Requirement: Transcribe the entries below exactly.

Records contained in a dataset:
■ ■ ■ ■
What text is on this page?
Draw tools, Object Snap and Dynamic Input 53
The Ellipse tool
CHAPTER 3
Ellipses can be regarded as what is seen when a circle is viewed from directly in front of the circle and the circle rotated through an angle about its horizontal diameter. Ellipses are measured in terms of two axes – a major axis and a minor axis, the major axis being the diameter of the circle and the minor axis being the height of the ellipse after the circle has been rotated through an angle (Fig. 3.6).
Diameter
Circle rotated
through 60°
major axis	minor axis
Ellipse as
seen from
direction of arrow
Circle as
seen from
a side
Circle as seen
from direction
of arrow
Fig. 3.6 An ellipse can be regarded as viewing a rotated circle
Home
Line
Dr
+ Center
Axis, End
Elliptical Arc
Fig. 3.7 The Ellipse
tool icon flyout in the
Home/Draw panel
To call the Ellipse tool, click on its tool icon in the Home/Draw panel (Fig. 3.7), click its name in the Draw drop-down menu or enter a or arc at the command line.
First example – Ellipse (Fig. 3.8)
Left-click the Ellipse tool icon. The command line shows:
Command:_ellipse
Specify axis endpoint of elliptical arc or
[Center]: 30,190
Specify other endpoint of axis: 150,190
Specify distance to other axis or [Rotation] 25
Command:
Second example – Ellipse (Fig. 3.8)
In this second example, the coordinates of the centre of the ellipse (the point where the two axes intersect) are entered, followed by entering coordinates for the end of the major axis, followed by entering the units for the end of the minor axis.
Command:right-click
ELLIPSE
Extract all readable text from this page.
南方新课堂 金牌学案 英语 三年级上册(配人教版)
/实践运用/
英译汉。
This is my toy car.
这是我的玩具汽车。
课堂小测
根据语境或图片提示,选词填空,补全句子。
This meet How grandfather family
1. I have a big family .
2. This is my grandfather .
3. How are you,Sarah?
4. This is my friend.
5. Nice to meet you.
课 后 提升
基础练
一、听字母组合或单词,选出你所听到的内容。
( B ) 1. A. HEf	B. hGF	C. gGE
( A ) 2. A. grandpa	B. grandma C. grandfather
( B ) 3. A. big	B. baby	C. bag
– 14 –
■ ■ ■ ■
Exercise result:
What text is on this page?
Draw tools, Object Snap and Dynamic Input 53
The Ellipse tool
CHAPTER 3
Ellipses can be regarded as what is seen when a circle is viewed from directly in front of the circle and the circle rotated through an angle about its horizontal diameter. Ellipses are measured in terms of two axes – a major axis and a minor axis, the major axis being the diameter of the circle and the minor axis being the height of the ellipse after the circle has been rotated through an angle (Fig. 3.6).
Diameter
Circle rotated
through 60°
major axis	minor axis
Ellipse as
seen from
direction of arrow
Circle as
seen from
a side
Circle as seen
from direction
of arrow
Fig. 3.6 An ellipse can be regarded as viewing a rotated circle
Home
Line
Dr
+ Center
Axis, End
Elliptical Arc
Fig. 3.7 The Ellipse
tool icon flyout in the
Home/Draw panel
To call the Ellipse tool, click on its tool icon in the Home/Draw panel (Fig. 3.7), click its name in the Draw drop-down menu or enter a or arc at the command line.
First example – Ellipse (Fig. 3.8)
Left-click the Ellipse tool icon. The command line shows:
Command:_ellipse
Specify axis endpoint of elliptical arc or
[Center]: 30,190
Specify other endpoint of axis: 150,190
Specify distance to other axis or [Rotation] 25
Command:
Second example – Ellipse (Fig. 3.8)
In this second example, the coordinates of the centre of the ellipse (the point where the two axes intersect) are entered, followed by entering coordinates for the end of the major axis, followed by entering the units for the end of the minor axis.
Command:right-click
ELLIPSE
Extract all readable text from this page.
南方新课堂 金牌学案 英语 三年级上册(配人教版)
/实践运用/
英译汉。
This is my toy car.
这是我的玩具汽车。
课堂小测
根据语境或图片提示,选词填空,补全句子。
This meet How grandfather family
1. I have a big family .
2. This is my grandfather .
3. How are you,Sarah?
4. This is my friend.
5. Nice to meet you.
课 后 提升
基础练
一、听字母组合或单词,选出你所听到的内容。
( B ) 1. A. HEf	B. hGF	C. gGE
( A ) 2. A. grandpa	B. grandma C. grandfather
( B ) 3. A. big	B. baby	C. bag
– 14 –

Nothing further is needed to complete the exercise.